#### [Aim of the task]
Each line below must be set down exactly; omit any image you find.

#### [Supplied information]

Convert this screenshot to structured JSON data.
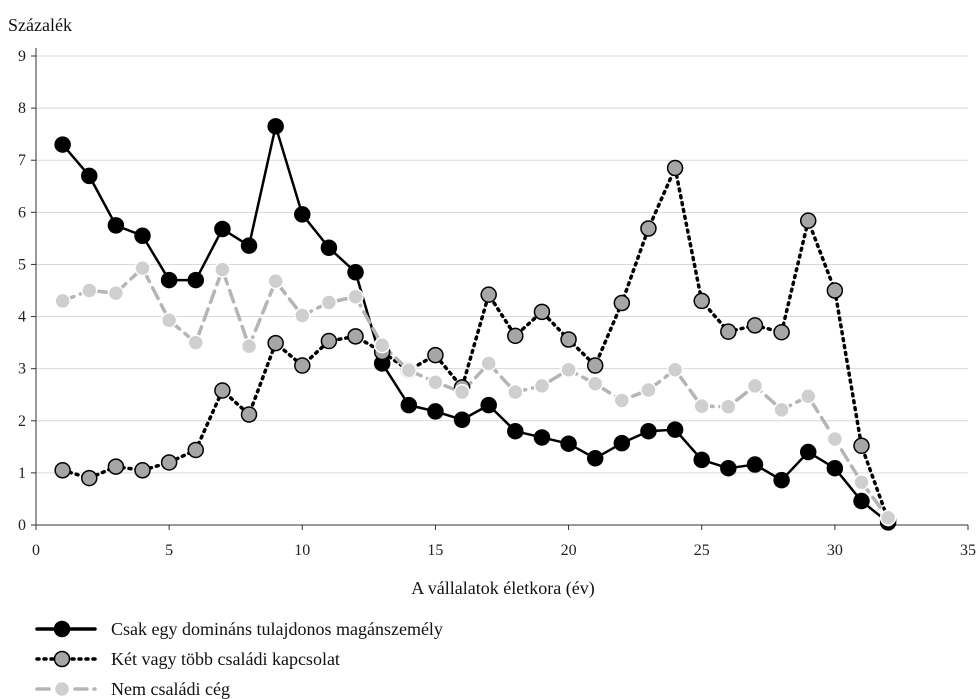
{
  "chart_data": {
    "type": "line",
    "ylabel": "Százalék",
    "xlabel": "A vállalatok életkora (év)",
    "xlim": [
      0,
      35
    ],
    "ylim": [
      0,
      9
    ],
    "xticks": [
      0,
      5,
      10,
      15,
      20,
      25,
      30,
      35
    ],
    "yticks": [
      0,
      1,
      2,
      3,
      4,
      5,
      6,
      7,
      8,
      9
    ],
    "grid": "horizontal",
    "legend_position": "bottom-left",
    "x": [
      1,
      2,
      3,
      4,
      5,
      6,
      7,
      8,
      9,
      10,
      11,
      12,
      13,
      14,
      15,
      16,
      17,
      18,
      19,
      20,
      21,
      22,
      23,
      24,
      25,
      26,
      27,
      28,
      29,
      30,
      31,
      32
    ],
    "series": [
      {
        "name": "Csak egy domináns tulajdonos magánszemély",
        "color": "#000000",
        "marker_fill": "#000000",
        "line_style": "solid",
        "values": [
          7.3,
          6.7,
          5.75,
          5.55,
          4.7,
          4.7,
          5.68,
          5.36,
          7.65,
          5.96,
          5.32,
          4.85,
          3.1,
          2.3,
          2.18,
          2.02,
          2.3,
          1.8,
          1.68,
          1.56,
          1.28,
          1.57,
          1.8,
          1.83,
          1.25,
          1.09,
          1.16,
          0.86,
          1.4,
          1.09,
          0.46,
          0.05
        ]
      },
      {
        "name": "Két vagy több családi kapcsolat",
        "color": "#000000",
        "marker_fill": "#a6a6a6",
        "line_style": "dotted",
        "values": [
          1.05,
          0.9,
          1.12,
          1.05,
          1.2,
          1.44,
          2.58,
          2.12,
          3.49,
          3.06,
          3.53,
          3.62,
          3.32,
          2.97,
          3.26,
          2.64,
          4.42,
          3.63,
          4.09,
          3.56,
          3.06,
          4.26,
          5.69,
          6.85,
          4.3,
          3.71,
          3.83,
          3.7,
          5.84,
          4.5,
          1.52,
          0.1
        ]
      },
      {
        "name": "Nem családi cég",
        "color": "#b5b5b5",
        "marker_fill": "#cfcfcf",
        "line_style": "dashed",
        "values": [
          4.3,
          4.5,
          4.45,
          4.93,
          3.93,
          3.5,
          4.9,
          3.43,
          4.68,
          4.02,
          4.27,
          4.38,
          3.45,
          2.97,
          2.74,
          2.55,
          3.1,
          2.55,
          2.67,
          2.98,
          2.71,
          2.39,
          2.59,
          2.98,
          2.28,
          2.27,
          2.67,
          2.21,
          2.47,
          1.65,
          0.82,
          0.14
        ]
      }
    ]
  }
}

#### [Solution to this task]
Convert this screenshot to structured JSON data.
{
  "chart_data": {
    "type": "line",
    "ylabel": "Százalék",
    "xlabel": "A vállalatok életkora (év)",
    "xlim": [
      0,
      35
    ],
    "ylim": [
      0,
      9
    ],
    "xticks": [
      0,
      5,
      10,
      15,
      20,
      25,
      30,
      35
    ],
    "yticks": [
      0,
      1,
      2,
      3,
      4,
      5,
      6,
      7,
      8,
      9
    ],
    "grid": "horizontal",
    "legend_position": "bottom-left",
    "x": [
      1,
      2,
      3,
      4,
      5,
      6,
      7,
      8,
      9,
      10,
      11,
      12,
      13,
      14,
      15,
      16,
      17,
      18,
      19,
      20,
      21,
      22,
      23,
      24,
      25,
      26,
      27,
      28,
      29,
      30,
      31,
      32
    ],
    "series": [
      {
        "name": "Csak egy domináns tulajdonos magánszemély",
        "color": "#000000",
        "marker_fill": "#000000",
        "line_style": "solid",
        "values": [
          7.3,
          6.7,
          5.75,
          5.55,
          4.7,
          4.7,
          5.68,
          5.36,
          7.65,
          5.96,
          5.32,
          4.85,
          3.1,
          2.3,
          2.18,
          2.02,
          2.3,
          1.8,
          1.68,
          1.56,
          1.28,
          1.57,
          1.8,
          1.83,
          1.25,
          1.09,
          1.16,
          0.86,
          1.4,
          1.09,
          0.46,
          0.05
        ]
      },
      {
        "name": "Két vagy több családi kapcsolat",
        "color": "#000000",
        "marker_fill": "#a6a6a6",
        "line_style": "dotted",
        "values": [
          1.05,
          0.9,
          1.12,
          1.05,
          1.2,
          1.44,
          2.58,
          2.12,
          3.49,
          3.06,
          3.53,
          3.62,
          3.32,
          2.97,
          3.26,
          2.64,
          4.42,
          3.63,
          4.09,
          3.56,
          3.06,
          4.26,
          5.69,
          6.85,
          4.3,
          3.71,
          3.83,
          3.7,
          5.84,
          4.5,
          1.52,
          0.1
        ]
      },
      {
        "name": "Nem családi cég",
        "color": "#b5b5b5",
        "marker_fill": "#cfcfcf",
        "line_style": "dashed",
        "values": [
          4.3,
          4.5,
          4.45,
          4.93,
          3.93,
          3.5,
          4.9,
          3.43,
          4.68,
          4.02,
          4.27,
          4.38,
          3.45,
          2.97,
          2.74,
          2.55,
          3.1,
          2.55,
          2.67,
          2.98,
          2.71,
          2.39,
          2.59,
          2.98,
          2.28,
          2.27,
          2.67,
          2.21,
          2.47,
          1.65,
          0.82,
          0.14
        ]
      }
    ]
  }
}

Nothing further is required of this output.